▶ Data for the task:
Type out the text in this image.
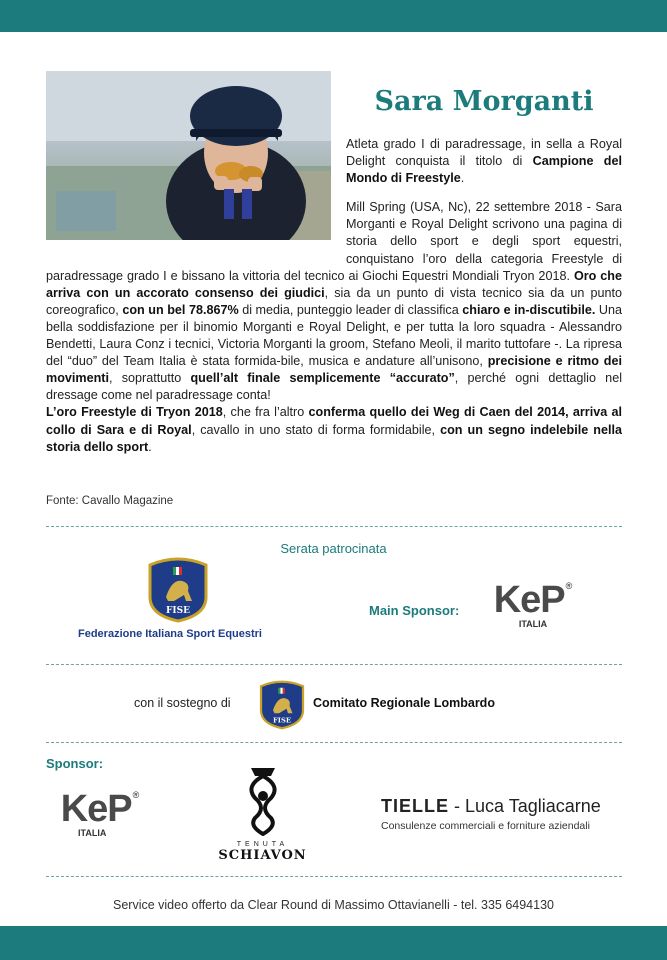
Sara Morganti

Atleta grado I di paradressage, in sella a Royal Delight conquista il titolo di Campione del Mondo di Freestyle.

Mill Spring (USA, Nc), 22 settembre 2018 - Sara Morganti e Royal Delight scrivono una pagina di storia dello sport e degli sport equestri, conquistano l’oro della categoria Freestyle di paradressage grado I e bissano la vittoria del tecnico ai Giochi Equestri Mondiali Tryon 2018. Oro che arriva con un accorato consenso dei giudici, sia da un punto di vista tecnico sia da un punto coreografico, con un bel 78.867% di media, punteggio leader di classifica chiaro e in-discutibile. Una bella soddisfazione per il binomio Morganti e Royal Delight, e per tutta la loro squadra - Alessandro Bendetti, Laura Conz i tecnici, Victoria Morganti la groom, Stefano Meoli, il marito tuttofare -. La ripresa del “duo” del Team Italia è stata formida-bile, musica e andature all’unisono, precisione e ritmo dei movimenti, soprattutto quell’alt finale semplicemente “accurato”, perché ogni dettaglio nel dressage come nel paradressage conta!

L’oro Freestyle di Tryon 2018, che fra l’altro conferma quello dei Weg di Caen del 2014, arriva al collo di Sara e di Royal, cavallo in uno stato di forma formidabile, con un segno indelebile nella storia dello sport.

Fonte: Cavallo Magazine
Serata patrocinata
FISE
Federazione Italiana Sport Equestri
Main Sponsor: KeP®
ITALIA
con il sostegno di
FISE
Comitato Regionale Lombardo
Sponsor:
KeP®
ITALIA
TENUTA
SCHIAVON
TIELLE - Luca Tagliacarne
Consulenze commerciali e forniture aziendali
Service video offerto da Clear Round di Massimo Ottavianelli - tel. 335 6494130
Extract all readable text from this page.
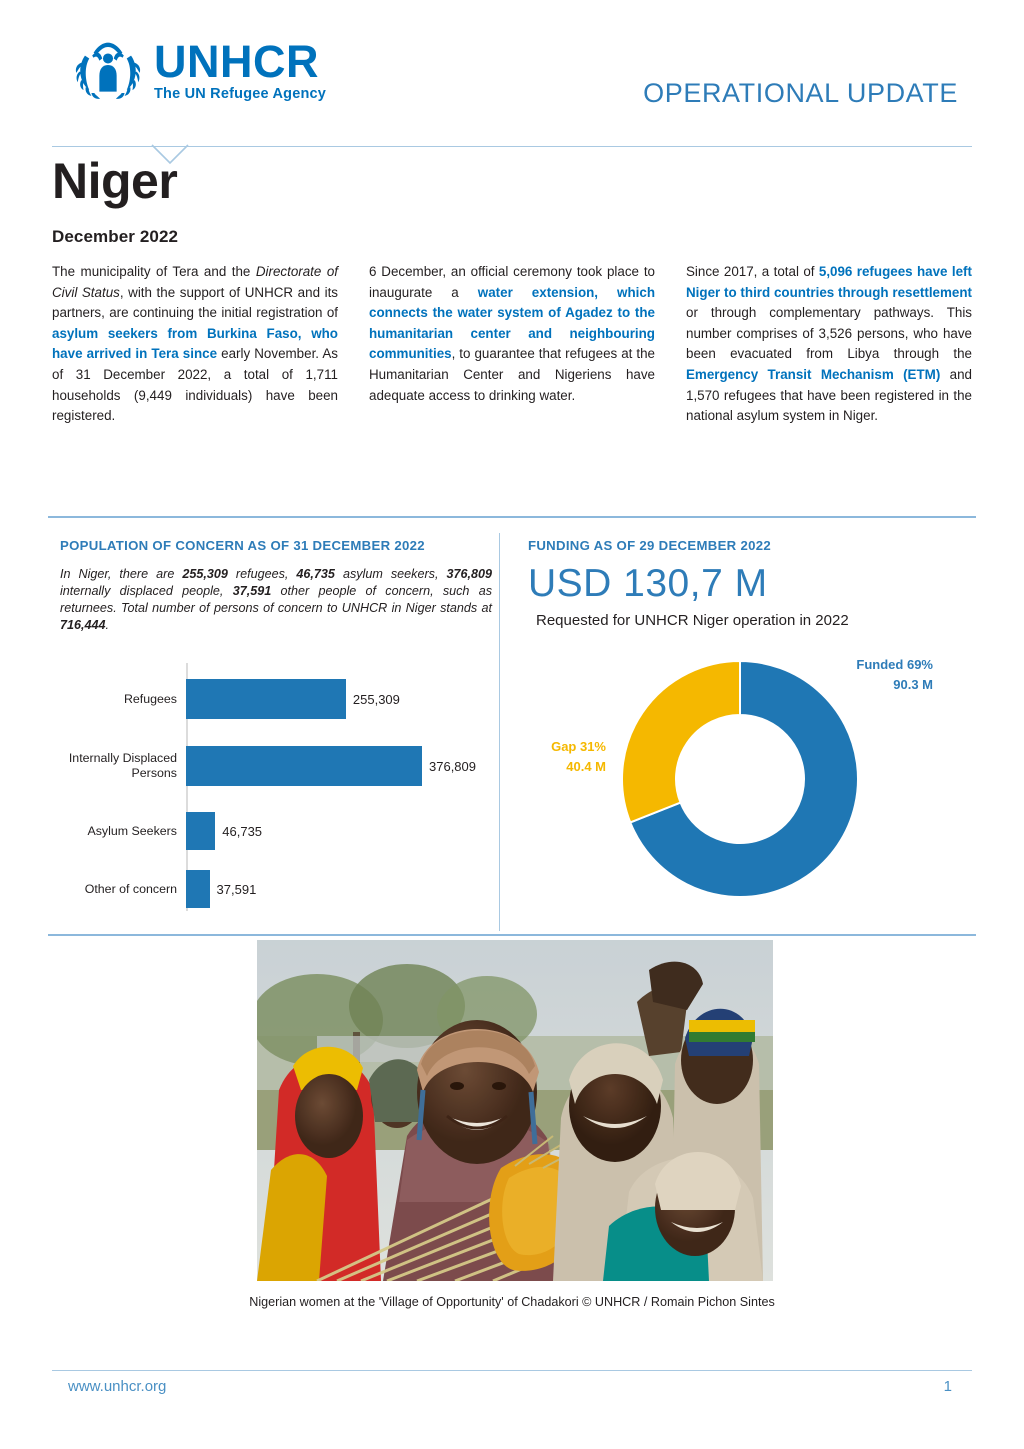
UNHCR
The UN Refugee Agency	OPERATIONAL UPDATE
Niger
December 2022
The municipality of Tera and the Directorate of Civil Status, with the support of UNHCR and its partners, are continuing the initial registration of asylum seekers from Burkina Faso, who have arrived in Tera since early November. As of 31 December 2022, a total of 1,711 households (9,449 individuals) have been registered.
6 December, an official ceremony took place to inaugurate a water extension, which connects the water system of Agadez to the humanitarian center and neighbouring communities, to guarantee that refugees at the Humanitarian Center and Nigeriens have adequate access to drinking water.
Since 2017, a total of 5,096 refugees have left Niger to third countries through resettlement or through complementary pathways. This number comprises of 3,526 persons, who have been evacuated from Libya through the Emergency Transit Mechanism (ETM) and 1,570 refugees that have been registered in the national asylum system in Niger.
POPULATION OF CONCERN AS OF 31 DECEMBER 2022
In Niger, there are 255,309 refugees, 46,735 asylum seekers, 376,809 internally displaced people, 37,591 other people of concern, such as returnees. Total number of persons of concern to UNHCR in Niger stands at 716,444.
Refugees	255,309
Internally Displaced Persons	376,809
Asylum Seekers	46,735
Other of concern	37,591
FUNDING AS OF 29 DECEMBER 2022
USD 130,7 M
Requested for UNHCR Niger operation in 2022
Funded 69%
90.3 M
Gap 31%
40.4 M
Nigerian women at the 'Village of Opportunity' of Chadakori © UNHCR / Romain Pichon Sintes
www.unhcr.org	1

--

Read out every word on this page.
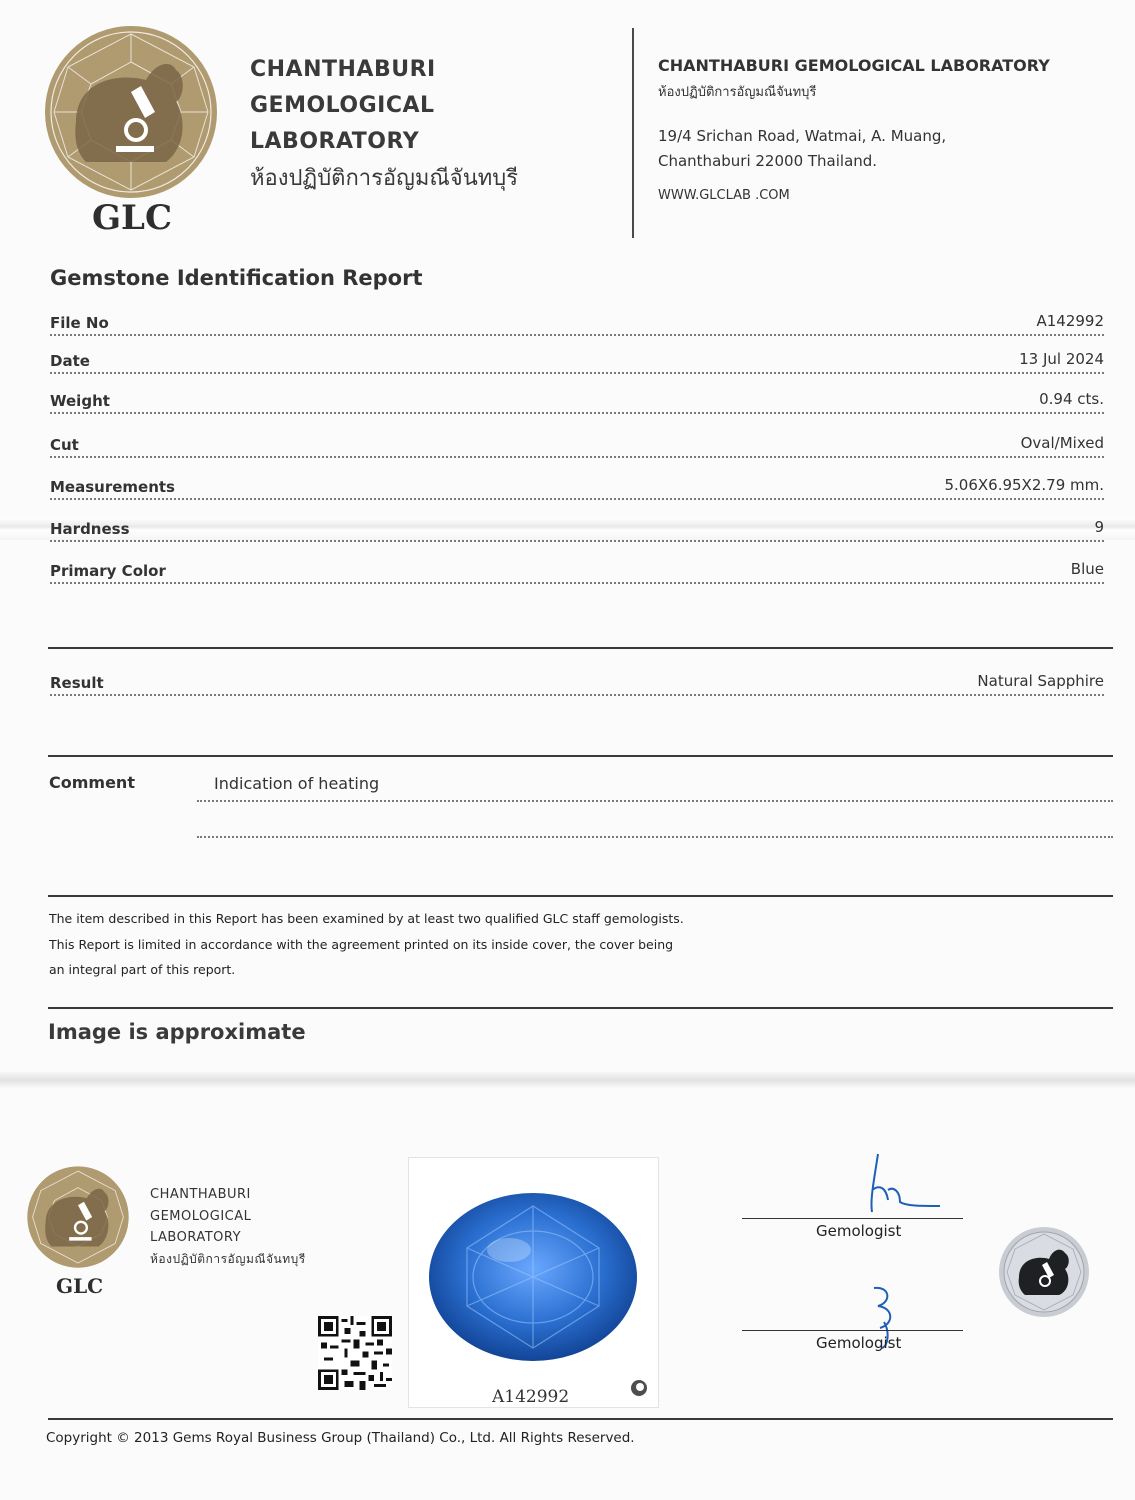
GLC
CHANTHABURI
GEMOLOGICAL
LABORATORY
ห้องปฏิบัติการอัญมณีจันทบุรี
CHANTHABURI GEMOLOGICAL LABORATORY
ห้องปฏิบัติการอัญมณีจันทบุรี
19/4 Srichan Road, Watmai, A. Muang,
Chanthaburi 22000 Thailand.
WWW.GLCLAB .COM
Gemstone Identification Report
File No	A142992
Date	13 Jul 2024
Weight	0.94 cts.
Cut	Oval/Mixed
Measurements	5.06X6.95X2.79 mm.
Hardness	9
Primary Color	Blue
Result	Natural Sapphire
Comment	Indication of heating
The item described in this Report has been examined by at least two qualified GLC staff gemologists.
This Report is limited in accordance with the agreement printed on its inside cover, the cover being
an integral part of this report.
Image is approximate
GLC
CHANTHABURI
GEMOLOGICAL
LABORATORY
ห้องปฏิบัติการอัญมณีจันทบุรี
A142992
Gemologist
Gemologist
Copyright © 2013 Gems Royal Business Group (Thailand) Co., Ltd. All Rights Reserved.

▶ What you are asked to do:
Copy each line of the preceding data that contains the string "storia".

▶ Response:
Mill Spring (USA, Nc), 22 settembre 2018 - Sara Morganti e Royal Delight scrivono una pagina di storia dello sport e degli sport equestri, conquistano l’oro della categoria Freestyle di paradressage grado I e bissano la vittoria del tecnico ai Giochi Equestri Mondiali Tryon 2018. Oro che arriva con un accorato consenso dei giudici, sia da un punto di vista tecnico sia da un punto coreografico, con un bel 78.867% di media, punteggio leader di classifica chiaro e in-discutibile. Una bella soddisfazione per il binomio Morganti e Royal Delight, e per tutta la loro squadra - Alessandro Bendetti, Laura Conz i tecnici, Victoria Morganti la groom, Stefano Meoli, il marito tuttofare -. La ripresa del “duo” del Team Italia è stata formida-bile, musica e andature all’unisono, precisione e ritmo dei movimenti, soprattutto quell’alt finale semplicemente “accurato”, perché ogni dettaglio nel dressage come nel paradressage conta!
L’oro Freestyle di Tryon 2018, che fra l’altro conferma quello dei Weg di Caen del 2014, arriva al collo di Sara e di Royal, cavallo in uno stato di forma formidabile, con un segno indelebile nella storia dello sport.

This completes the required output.